What the task requires ->
Can you transcribe every line exactly and leave the pictures behind?

Dataset entries on figures ->

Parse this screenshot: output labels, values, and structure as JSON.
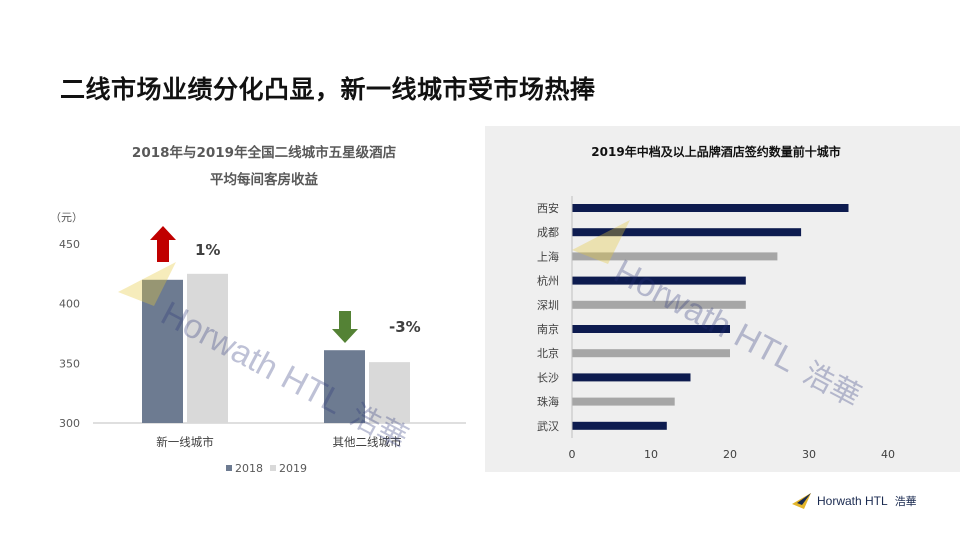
{
  "page": {
    "title": "二线市场业绩分化凸显，新一线城市受市场热捧"
  },
  "brand": {
    "name": "Horwath HTL",
    "name_cn": "浩華"
  },
  "watermark": {
    "text": "Horwath HTL",
    "text_cn": "浩華"
  },
  "chart_data": [
    {
      "type": "bar",
      "title": "2018年与2019年全国二线城市五星级酒店",
      "subtitle": "平均每间客房收益",
      "ylabel": "（元）",
      "xlabel": "",
      "categories": [
        "新一线城市",
        "其他二线城市"
      ],
      "series": [
        {
          "name": "2018",
          "values": [
            420,
            361
          ],
          "color": "#6d7b91"
        },
        {
          "name": "2019",
          "values": [
            425,
            351
          ],
          "color": "#d9d9d9"
        }
      ],
      "ylim": [
        300,
        450
      ],
      "yticks": [
        300,
        350,
        400,
        450
      ],
      "legend": "bottom",
      "grid": false,
      "annotations": [
        {
          "category": "新一线城市",
          "text": "1%",
          "direction": "up",
          "color": "#c00000"
        },
        {
          "category": "其他二线城市",
          "text": "-3%",
          "direction": "down",
          "color": "#548235"
        }
      ]
    },
    {
      "type": "bar",
      "orientation": "horizontal",
      "title": "2019年中档及以上品牌酒店签约数量前十城市",
      "categories": [
        "西安",
        "成都",
        "上海",
        "杭州",
        "深圳",
        "南京",
        "北京",
        "长沙",
        "珠海",
        "武汉"
      ],
      "values": [
        35,
        29,
        26,
        22,
        22,
        20,
        20,
        15,
        13,
        12
      ],
      "colors": [
        "#0d1b4f",
        "#0d1b4f",
        "#a6a6a6",
        "#0d1b4f",
        "#a6a6a6",
        "#0d1b4f",
        "#a6a6a6",
        "#0d1b4f",
        "#a6a6a6",
        "#0d1b4f"
      ],
      "xlim": [
        0,
        40
      ],
      "xticks": [
        0,
        10,
        20,
        30,
        40
      ],
      "grid": false,
      "legend": "none"
    }
  ]
}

Exercise solution ->
Parse this screenshot: output labels, values, and structure as JSON.
{
  "page": {
    "title": "二线市场业绩分化凸显，新一线城市受市场热捧"
  },
  "brand": {
    "name": "Horwath HTL",
    "name_cn": "浩華"
  },
  "watermark": {
    "text": "Horwath HTL",
    "text_cn": "浩華"
  },
  "chart_data": [
    {
      "type": "bar",
      "title": "2018年与2019年全国二线城市五星级酒店",
      "subtitle": "平均每间客房收益",
      "ylabel": "（元）",
      "xlabel": "",
      "categories": [
        "新一线城市",
        "其他二线城市"
      ],
      "series": [
        {
          "name": "2018",
          "values": [
            420,
            361
          ],
          "color": "#6d7b91"
        },
        {
          "name": "2019",
          "values": [
            425,
            351
          ],
          "color": "#d9d9d9"
        }
      ],
      "ylim": [
        300,
        450
      ],
      "yticks": [
        300,
        350,
        400,
        450
      ],
      "legend": "bottom",
      "grid": false,
      "annotations": [
        {
          "category": "新一线城市",
          "text": "1%",
          "direction": "up",
          "color": "#c00000"
        },
        {
          "category": "其他二线城市",
          "text": "-3%",
          "direction": "down",
          "color": "#548235"
        }
      ]
    },
    {
      "type": "bar",
      "orientation": "horizontal",
      "title": "2019年中档及以上品牌酒店签约数量前十城市",
      "categories": [
        "西安",
        "成都",
        "上海",
        "杭州",
        "深圳",
        "南京",
        "北京",
        "长沙",
        "珠海",
        "武汉"
      ],
      "values": [
        35,
        29,
        26,
        22,
        22,
        20,
        20,
        15,
        13,
        12
      ],
      "colors": [
        "#0d1b4f",
        "#0d1b4f",
        "#a6a6a6",
        "#0d1b4f",
        "#a6a6a6",
        "#0d1b4f",
        "#a6a6a6",
        "#0d1b4f",
        "#a6a6a6",
        "#0d1b4f"
      ],
      "xlim": [
        0,
        40
      ],
      "xticks": [
        0,
        10,
        20,
        30,
        40
      ],
      "grid": false,
      "legend": "none"
    }
  ]
}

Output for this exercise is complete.